(Data records)
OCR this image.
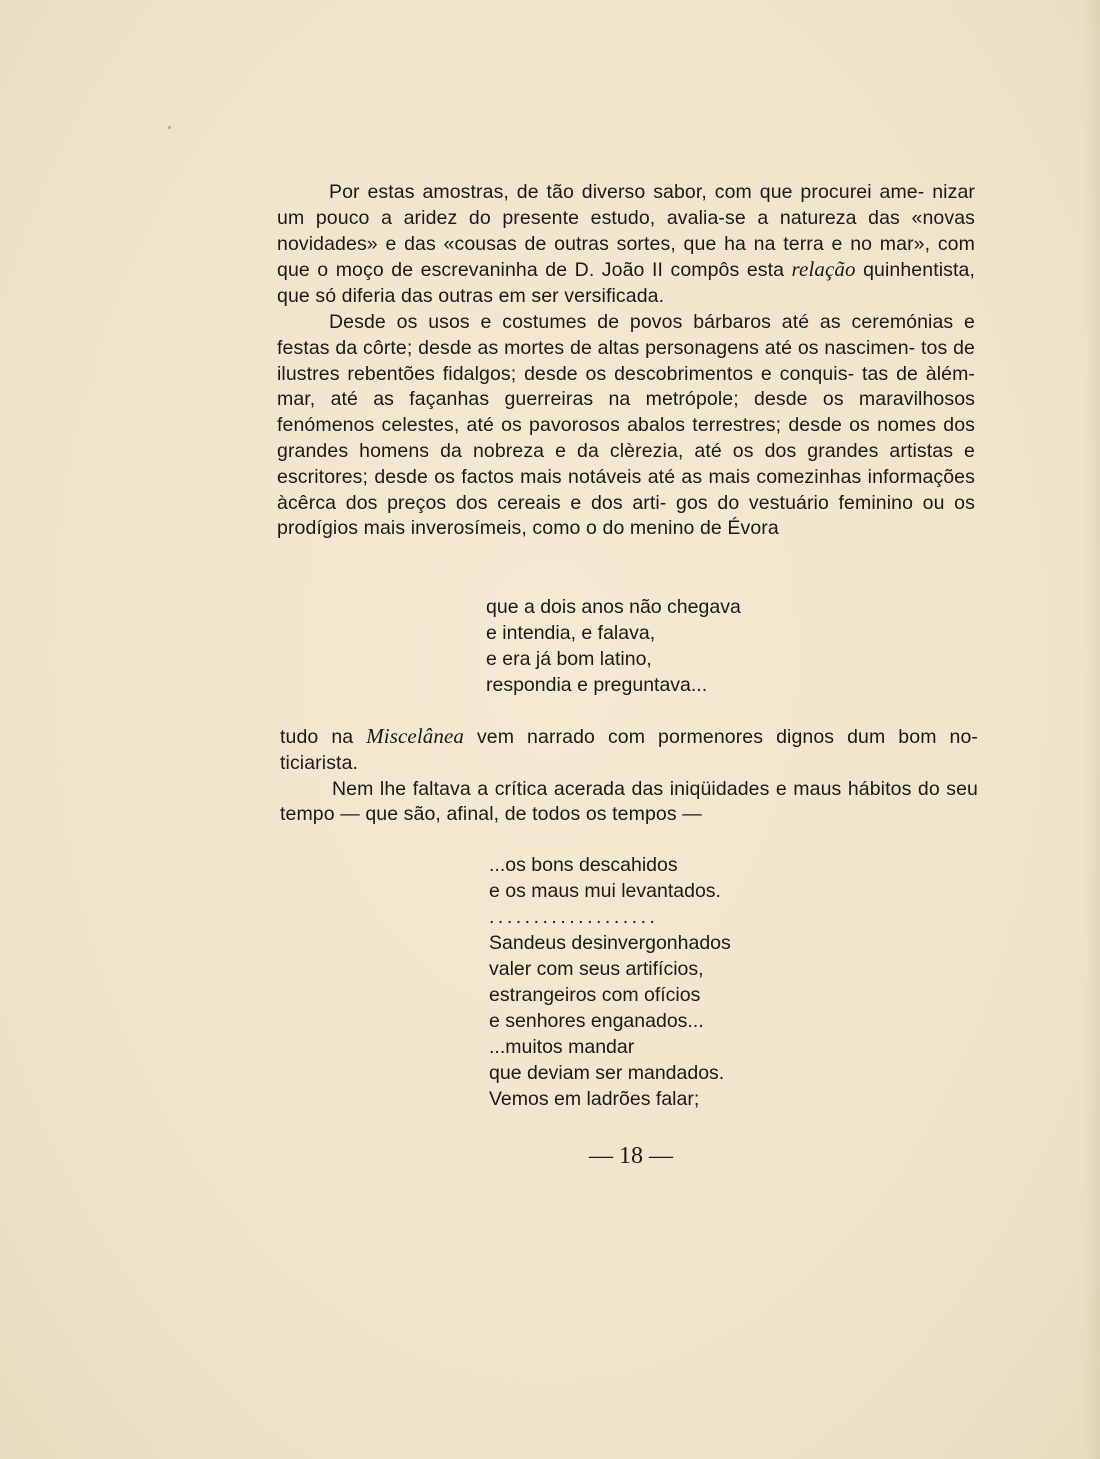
Por estas amostras, de tão diverso sabor, com que procurei ame- nizar um pouco a aridez do presente estudo, avalia-se a natureza das «novas novidades» e das «cousas de outras sortes, que ha na terra e no mar», com que o moço de escrevaninha de D. João II compôs esta relação quinhentista, que só diferia das outras em ser versificada.

Desde os usos e costumes de povos bárbaros até as ceremónias e festas da côrte; desde as mortes de altas personagens até os nascimen- tos de ilustres rebentões fidalgos; desde os descobrimentos e conquis- tas de àlém-mar, até as façanhas guerreiras na metrópole; desde os maravilhosos fenómenos celestes, até os pavorosos abalos terrestres; desde os nomes dos grandes homens da nobreza e da clèrezia, até os dos grandes artistas e escritores; desde os factos mais notáveis até as mais comezinhas informações àcêrca dos preços dos cereais e dos arti- gos do vestuário feminino ou os prodígios mais inverosímeis, como o do menino de Évora

que a dois anos não chegava
e intendia, e falava,
e era já bom latino,
respondia e preguntava...

tudo na Miscelânea vem narrado com pormenores dignos dum bom no- ticiarista.

Nem lhe faltava a crítica acerada das iniqüidades e maus hábitos do seu tempo — que são, afinal, de todos os tempos —

...os bons descahidos
e os maus mui levantados.
...................
Sandeus desinvergonhados
valer com seus artifícios,
estrangeiros com ofícios
e senhores enganados...
...muitos mandar
que deviam ser mandados.
Vemos em ladrões falar;
— 18 —
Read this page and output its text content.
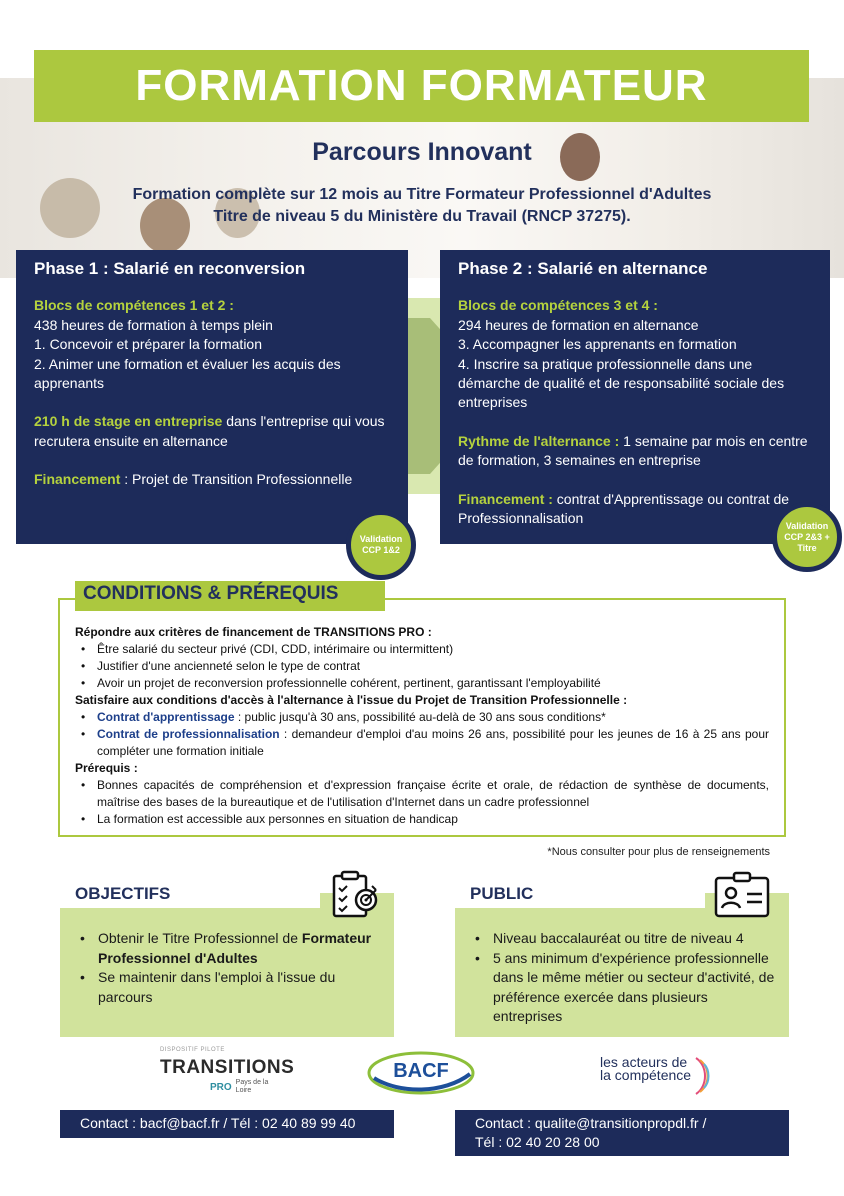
FORMATION FORMATEUR
Parcours Innovant
Formation complète sur 12 mois au Titre Formateur Professionnel d'Adultes
Titre de niveau 5 du Ministère du Travail (RNCP 37275).
Phase 1 : Salarié en reconversion

Blocs de compétences 1 et 2 :
438 heures de formation à temps plein
1. Concevoir et préparer la formation
2. Animer une formation et évaluer les acquis des apprenants

210 h de stage en entreprise dans l'entreprise qui vous recrutera ensuite en alternance

Financement : Projet de Transition Professionnelle

Validation CCP 1&2
Phase 2 : Salarié en alternance

Blocs de compétences 3 et 4 :
294 heures de formation en alternance
3. Accompagner les apprenants en formation
4. Inscrire sa pratique professionnelle dans une démarche de qualité et de responsabilité sociale des entreprises

Rythme de l'alternance : 1 semaine par mois en centre de formation, 3 semaines en entreprise

Financement : contrat d'Apprentissage ou contrat de Professionnalisation	Validation CCP 2&3 + Titre
CONDITIONS & PRÉREQUIS
Répondre aux critères de financement de TRANSITIONS PRO :
• Être salarié du secteur privé (CDI, CDD, intérimaire ou intermittent)
• Justifier d'une ancienneté selon le type de contrat
• Avoir un projet de reconversion professionnelle cohérent, pertinent, garantissant l'employabilité
Satisfaire aux conditions d'accès à l'alternance à l'issue du Projet de Transition Professionnelle :
• Contrat d'apprentissage : public jusqu'à 30 ans, possibilité au-delà de 30 ans sous conditions*
• Contrat de professionnalisation : demandeur d'emploi d'au moins 26 ans, possibilité pour les jeunes de 16 à 25 ans pour compléter une formation initiale
Prérequis :
• Bonnes capacités de compréhension et d'expression française écrite et orale, de rédaction de synthèse de documents, maîtrise des bases de la bureautique et de l'utilisation d'Internet dans un cadre professionnel
• La formation est accessible aux personnes en situation de handicap
*Nous consulter pour plus de renseignements
• Obtenir le Titre Professionnel de Formateur Professionnel d'Adultes
• Se maintenir dans l'emploi à l'issue du parcours
OBJECTIFS
• Niveau baccalauréat ou titre de niveau 4
• 5 ans minimum d'expérience professionnelle dans le même métier ou secteur d'activité, de préférence exercée dans plusieurs entreprises
PUBLIC
DISPOSITIF PILOTE
TRANSITIONS
PRO Pays de la Loire
BACF	les acteurs de la compétence
Contact : bacf@bacf.fr / Tél : 02 40 89 99 40	Contact : qualite@transitionpropdl.fr /
Tél : 02 40 20 28 00
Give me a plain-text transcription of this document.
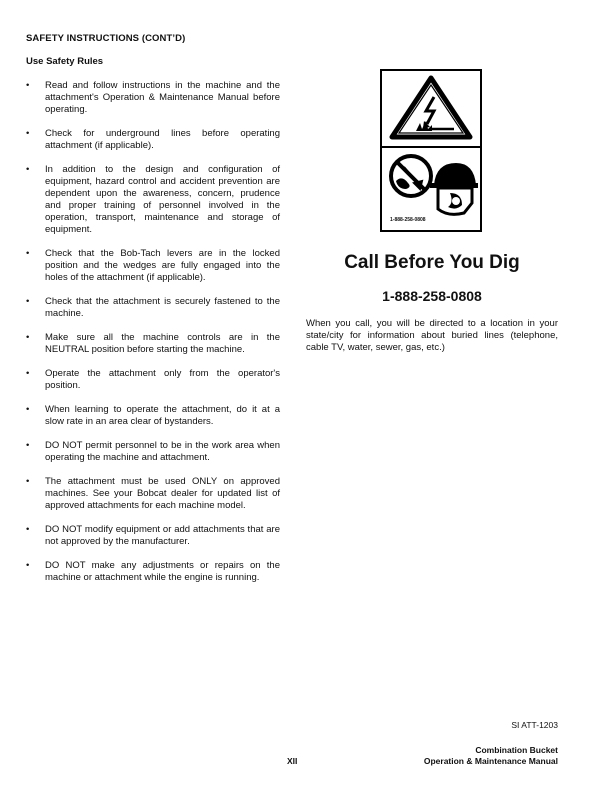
SAFETY INSTRUCTIONS (CONT’D)
Use Safety Rules
• Read and follow instructions in the machine and the attachment's Operation & Maintenance Manual before operating.
• Check for underground lines before operating attachment (if applicable).
• In addition to the design and configuration of equipment, hazard control and accident prevention are dependent upon the awareness, concern, prudence and proper training of personnel involved in the operation, transport, maintenance and storage of equipment.
• Check that the Bob-Tach levers are in the locked position and the wedges are fully engaged into the holes of the attachment (if applicable).
• Check that the attachment is securely fastened to the machine.
• Make sure all the machine controls are in the NEUTRAL position before starting the machine.
• Operate the attachment only from the operator's position.
• When learning to operate the attachment, do it at a slow rate in an area clear of bystanders.
• DO NOT permit personnel to be in the work area when operating the machine and attachment.
• The attachment must be used ONLY on approved machines. See your Bobcat dealer for updated list of approved attachments for each machine model.
• DO NOT modify equipment or add attachments that are not approved by the manufacturer.
• DO NOT make any adjustments or repairs on the machine or attachment while the engine is running.
1-888-258-0808
Call Before You Dig
1-888-258-0808
When you call, you will be directed to a location in your state/city for information about buried lines (telephone, cable TV, water, sewer, gas, etc.)
SI ATT-1203
XII
Combination Bucket
Operation & Maintenance Manual
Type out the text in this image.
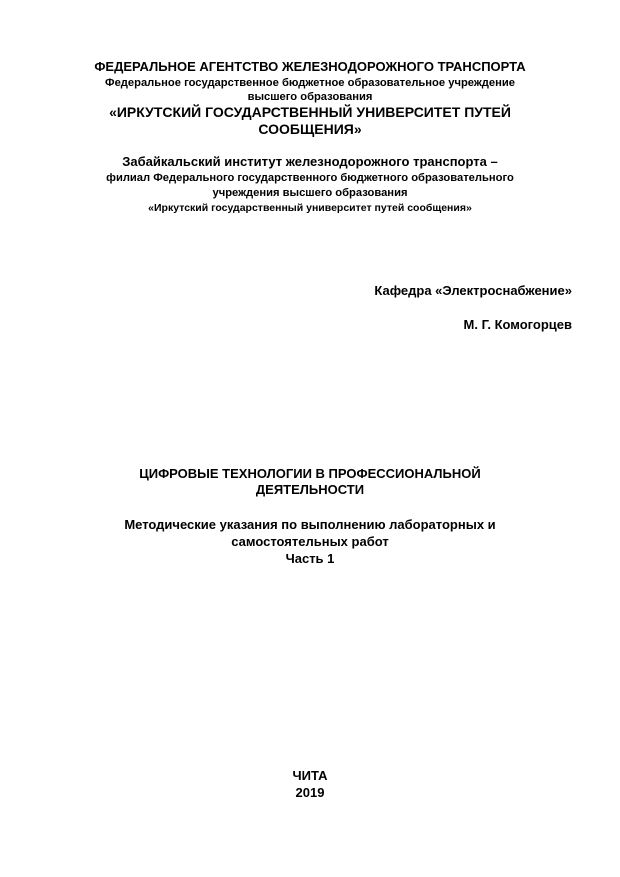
ФЕДЕРАЛЬНОЕ АГЕНТСТВО ЖЕЛЕЗНОДОРОЖНОГО ТРАНСПОРТА
Федеральное государственное бюджетное образовательное учреждение
высшего образования
«ИРКУТСКИЙ ГОСУДАРСТВЕННЫЙ УНИВЕРСИТЕТ ПУТЕЙ
СООБЩЕНИЯ»
Забайкальский институт железнодорожного транспорта –
филиал Федерального государственного бюджетного образовательного
учреждения высшего образования
«Иркутский государственный университет путей сообщения»
Кафедра «Электроснабжение»
М. Г. Комогорцев
ЦИФРОВЫЕ ТЕХНОЛОГИИ В ПРОФЕССИОНАЛЬНОЙ
ДЕЯТЕЛЬНОСТИ
Методические указания по выполнению лабораторных и
самостоятельных работ
Часть 1
ЧИТА
2019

== What to produce ==
Using the material above, retype each entry exactly and omit the pictures.

== Solution for this exercise ==
OCR this image.
Por estas amostras, de tão diverso sabor, com que procurei ame- nizar um pouco a aridez do presente estudo, avalia-se a natureza das «novas novidades» e das «cousas de outras sortes, que ha na terra e no mar», com que o moço de escrevaninha de D. João II compôs esta relação quinhentista, que só diferia das outras em ser versificada.

Desde os usos e costumes de povos bárbaros até as ceremónias e festas da côrte; desde as mortes de altas personagens até os nascimen- tos de ilustres rebentões fidalgos; desde os descobrimentos e conquis- tas de àlém-mar, até as façanhas guerreiras na metrópole; desde os maravilhosos fenómenos celestes, até os pavorosos abalos terrestres; desde os nomes dos grandes homens da nobreza e da clèrezia, até os dos grandes artistas e escritores; desde os factos mais notáveis até as mais comezinhas informações àcêrca dos preços dos cereais e dos arti- gos do vestuário feminino ou os prodígios mais inverosímeis, como o do menino de Évora

que a dois anos não chegava
e intendia, e falava,
e era já bom latino,
respondia e preguntava...

tudo na Miscelânea vem narrado com pormenores dignos dum bom no- ticiarista.

Nem lhe faltava a crítica acerada das iniqüidades e maus hábitos do seu tempo — que são, afinal, de todos os tempos —

...os bons descahidos
e os maus mui levantados.
...................
Sandeus desinvergonhados
valer com seus artifícios,
estrangeiros com ofícios
e senhores enganados...
...muitos mandar
que deviam ser mandados.
Vemos em ladrões falar;
— 18 —
Read this page and output its text content.
FORMATION FORMATEUR
Parcours Innovant
Formation complète sur 12 mois au Titre Formateur Professionnel d'Adultes
Titre de niveau 5 du Ministère du Travail (RNCP 37275).
Phase 1 : Salarié en reconversion

Blocs de compétences 1 et 2 :
438 heures de formation à temps plein
1. Concevoir et préparer la formation
2. Animer une formation et évaluer les acquis des apprenants

210 h de stage en entreprise dans l'entreprise qui vous recrutera ensuite en alternance

Financement : Projet de Transition Professionnelle

Validation CCP 1&2
Phase 2 : Salarié en alternance

Blocs de compétences 3 et 4 :
294 heures de formation en alternance
3. Accompagner les apprenants en formation
4. Inscrire sa pratique professionnelle dans une démarche de qualité et de responsabilité sociale des entreprises

Rythme de l'alternance : 1 semaine par mois en centre de formation, 3 semaines en entreprise

Financement : contrat d'Apprentissage ou contrat de Professionnalisation	Validation CCP 2&3 + Titre
CONDITIONS & PRÉREQUIS
Répondre aux critères de financement de TRANSITIONS PRO :
• Être salarié du secteur privé (CDI, CDD, intérimaire ou intermittent)
• Justifier d'une ancienneté selon le type de contrat
• Avoir un projet de reconversion professionnelle cohérent, pertinent, garantissant l'employabilité
Satisfaire aux conditions d'accès à l'alternance à l'issue du Projet de Transition Professionnelle :
• Contrat d'apprentissage : public jusqu'à 30 ans, possibilité au-delà de 30 ans sous conditions*
• Contrat de professionnalisation : demandeur d'emploi d'au moins 26 ans, possibilité pour les jeunes de 16 à 25 ans pour compléter une formation initiale
Prérequis :
• Bonnes capacités de compréhension et d'expression française écrite et orale, de rédaction de synthèse de documents, maîtrise des bases de la bureautique et de l'utilisation d'Internet dans un cadre professionnel
• La formation est accessible aux personnes en situation de handicap
*Nous consulter pour plus de renseignements
• Obtenir le Titre Professionnel de Formateur Professionnel d'Adultes
• Se maintenir dans l'emploi à l'issue du parcours
OBJECTIFS
• Niveau baccalauréat ou titre de niveau 4
• 5 ans minimum d'expérience professionnelle dans le même métier ou secteur d'activité, de préférence exercée dans plusieurs entreprises
PUBLIC
DISPOSITIF PILOTE
TRANSITIONS
PRO Pays de la Loire
BACF	les acteurs de la compétence
Contact : bacf@bacf.fr / Tél : 02 40 89 99 40	Contact : qualite@transitionpropdl.fr /
Tél : 02 40 20 28 00
Give me a plain-text transcription of this document.
SAFETY INSTRUCTIONS (CONT’D)
Use Safety Rules
• Read and follow instructions in the machine and the attachment's Operation & Maintenance Manual before operating.
• Check for underground lines before operating attachment (if applicable).
• In addition to the design and configuration of equipment, hazard control and accident prevention are dependent upon the awareness, concern, prudence and proper training of personnel involved in the operation, transport, maintenance and storage of equipment.
• Check that the Bob-Tach levers are in the locked position and the wedges are fully engaged into the holes of the attachment (if applicable).
• Check that the attachment is securely fastened to the machine.
• Make sure all the machine controls are in the NEUTRAL position before starting the machine.
• Operate the attachment only from the operator's position.
• When learning to operate the attachment, do it at a slow rate in an area clear of bystanders.
• DO NOT permit personnel to be in the work area when operating the machine and attachment.
• The attachment must be used ONLY on approved machines. See your Bobcat dealer for updated list of approved attachments for each machine model.
• DO NOT modify equipment or add attachments that are not approved by the manufacturer.
• DO NOT make any adjustments or repairs on the machine or attachment while the engine is running.
1-888-258-0808
Call Before You Dig
1-888-258-0808
When you call, you will be directed to a location in your state/city for information about buried lines (telephone, cable TV, water, sewer, gas, etc.)
SI ATT-1203
XII
Combination Bucket
Operation & Maintenance Manual
Type out the text in this image.
ФЕДЕРАЛЬНОЕ АГЕНТСТВО ЖЕЛЕЗНОДОРОЖНОГО ТРАНСПОРТА
Федеральное государственное бюджетное образовательное учреждение
высшего образования
«ИРКУТСКИЙ ГОСУДАРСТВЕННЫЙ УНИВЕРСИТЕТ ПУТЕЙ
СООБЩЕНИЯ»
Забайкальский институт железнодорожного транспорта –
филиал Федерального государственного бюджетного образовательного
учреждения высшего образования
«Иркутский государственный университет путей сообщения»
Кафедра «Электроснабжение»
М. Г. Комогорцев
ЦИФРОВЫЕ ТЕХНОЛОГИИ В ПРОФЕССИОНАЛЬНОЙ
ДЕЯТЕЛЬНОСТИ
Методические указания по выполнению лабораторных и
самостоятельных работ
Часть 1
ЧИТА
2019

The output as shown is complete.